(Entries taken from a collection)
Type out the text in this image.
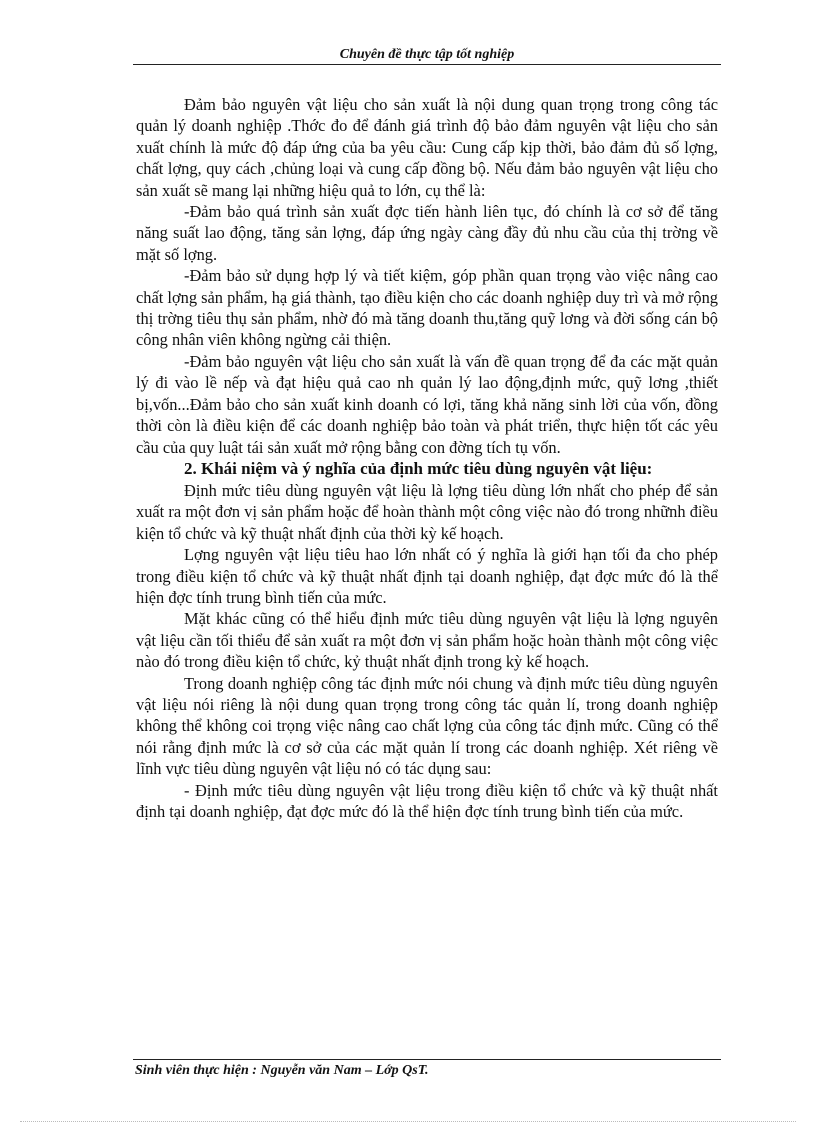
Chuyên đề thực tập tốt nghiệp

Đảm bảo nguyên vật liệu cho sản xuất là nội dung quan trọng trong công tác quản lý doanh nghiệp .Thớc đo để đánh giá trình độ bảo đảm nguyên vật liệu cho sản xuất chính là mức độ đáp ứng của ba yêu cầu: Cung cấp kịp thời, bảo đảm đủ số lợng, chất lợng, quy cách ,chủng loại và cung cấp đồng bộ. Nếu đảm bảo nguyên vật liệu cho sản xuất sẽ mang lại những hiệu quả to lớn, cụ thể là:

-Đảm bảo quá trình sản xuất đợc tiến hành liên tục, đó chính là cơ sở để tăng năng suất lao động, tăng sản lợng, đáp ứng ngày càng đầy đủ nhu cầu của thị trờng về mặt số lợng.

-Đảm bảo sử dụng hợp lý và tiết kiệm, góp phần quan trọng vào việc nâng cao chất lợng sản phẩm, hạ giá thành, tạo điều kiện cho các doanh nghiệp duy trì và mở rộng thị trờng tiêu thụ sản phẩm, nhờ đó mà tăng doanh thu,tăng quỹ lơng và đời sống cán bộ công nhân viên không ngừng cải thiện.

-Đảm bảo nguyên vật liệu cho sản xuất là vấn đề quan trọng để đa các mặt quản lý đi vào lề nếp và đạt hiệu quả cao nh quản lý lao động,định mức, quỹ lơng ,thiết bị,vốn...Đảm bảo cho sản xuất kinh doanh có lợi, tăng khả năng sinh lời của vốn, đồng thời còn là điều kiện để các doanh nghiệp bảo toàn và phát triển, thực hiện tốt các yêu cầu của quy luật tái sản xuất mở rộng bằng con đờng tích tụ vốn.

2. Khái niệm và ý nghĩa của định mức tiêu dùng nguyên vật liệu:

Định mức tiêu dùng nguyên vật liệu là lợng tiêu dùng lớn nhất cho phép để sản xuất ra một đơn vị sản phẩm hoặc để hoàn thành một công việc nào đó trong nhữnh điều kiện tổ chức và kỹ thuật nhất định của thời kỳ kế hoạch.

Lợng nguyên vật liệu tiêu hao lớn nhất có ý nghĩa là giới hạn tối đa cho phép trong điều kiện tổ chức và kỹ thuật nhất định tại doanh nghiệp, đạt đợc mức đó là thể hiện đợc tính trung bình tiến của mức.

Mặt khác cũng có thể hiểu định mức tiêu dùng nguyên vật liệu là lợng nguyên vật liệu cần tối thiểu để sản xuất ra một đơn vị sản phẩm hoặc hoàn thành một công việc nào đó trong điều kiện tổ chức, kỷ thuật nhất định trong kỳ kế hoạch.

Trong doanh nghiệp công tác định mức nói chung và định mức tiêu dùng nguyên vật liệu nói riêng là nội dung quan trọng trong công tác quản lí, trong doanh nghiệp không thể không coi trọng việc nâng cao chất lợng của công tác định mức. Cũng có thể nói rằng định mức là cơ sở của các mặt quản lí trong các doanh nghiệp. Xét riêng về lĩnh vực tiêu dùng nguyên vật liệu nó có tác dụng sau:

- Định mức tiêu dùng nguyên vật liệu trong điều kiện tổ chức và kỹ thuật nhất định tại doanh nghiệp, đạt đợc mức đó là thể hiện đợc tính trung bình tiến của mức.

Sinh viên thực hiện : Nguyễn văn Nam – Lớp QsT.
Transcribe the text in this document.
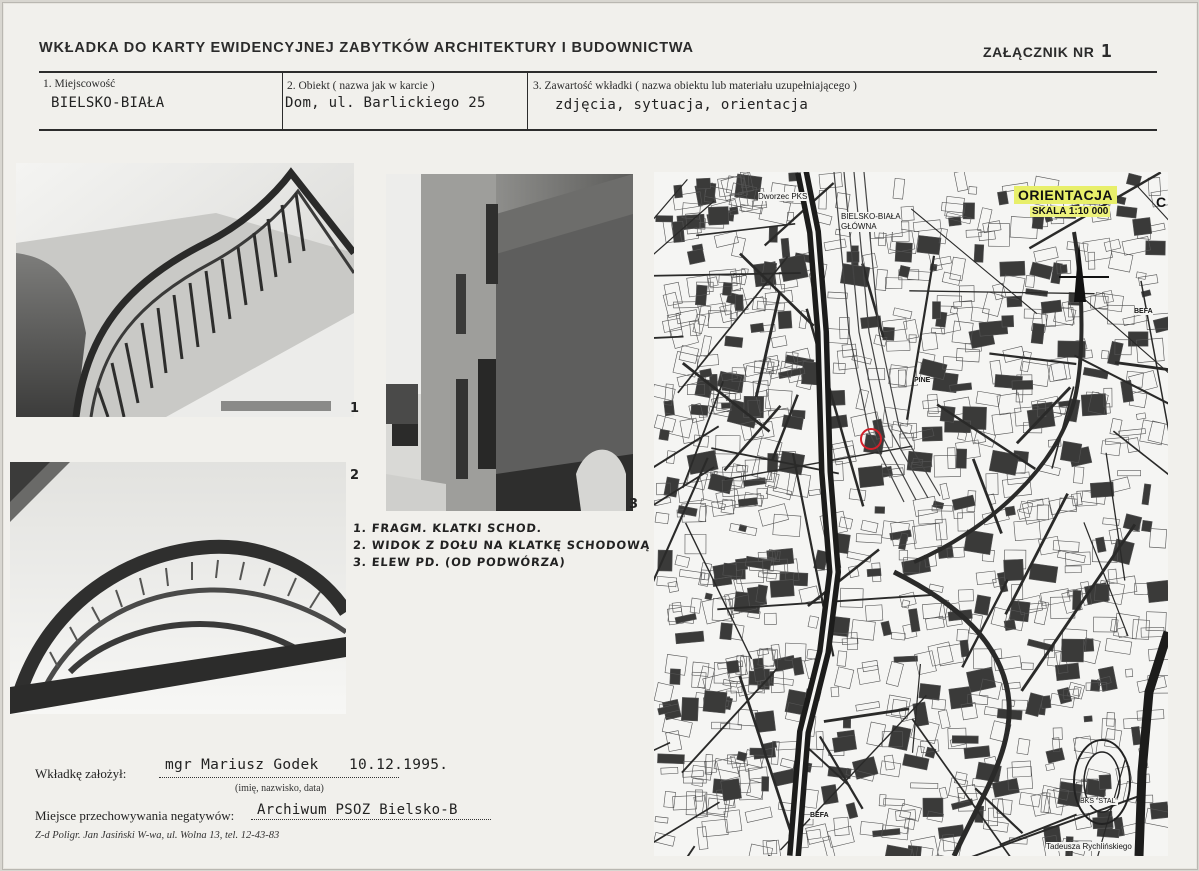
WKŁADKA DO KARTY EWIDENCYJNEJ ZABYTKÓW ARCHITEKTURY I BUDOWNICTWA	ZAŁĄCZNIK NR 1
1. Miejscowość
BIELSKO-BIAŁA
2. Obiekt ( nazwa jak w karcie )
Dom, ul. Barlickiego 25
3. Zawartość wkładki ( nazwa obiektu lub materiału uzupełniającego )
zdjęcia, sytuacja, orientacja
1
2
3
1. FRAGM. KLATKI SCHOD.
2. WIDOK Z DOŁU NA KLATKĘ SCHODOWĄ
3. ELEW PD. (OD PODWÓRZA)
ORIENTACJA
SKALA 1:10 000
C
BIELSKO-BIAŁA GŁÓWNA
Dworzec PKS
BEFA
BEFA
BKS "STAL"
Tadeusza Rychlińskiego
PINE
Wkładkę założył:
mgr Mariusz Godek 10.12.1995.
(imię, nazwisko, data)
Miejsce przechowywania negatywów: Archiwum PSOZ Bielsko-B
Z-d Poligr. Jan Jasiński W-wa, ul. Wolna 13, tel. 12-43-83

- _TO BE DONE_
Pick out the lines above containing the word "hoặc", then copy them.

- _SOLUTION TO THE EXERCISE_
Định mức tiêu dùng nguyên vật liệu là lợng tiêu dùng lớn nhất cho phép để sản xuất ra một đơn vị sản phẩm hoặc để hoàn thành một công việc nào đó trong nhữnh điều kiện tổ chức và kỹ thuật nhất định của thời kỳ kế hoạch.
Mặt khác cũng có thể hiểu định mức tiêu dùng nguyên vật liệu là lợng nguyên vật liệu cần tối thiểu để sản xuất ra một đơn vị sản phẩm hoặc hoàn thành một công việc nào đó trong điều kiện tổ chức, kỷ thuật nhất định trong kỳ kế hoạch.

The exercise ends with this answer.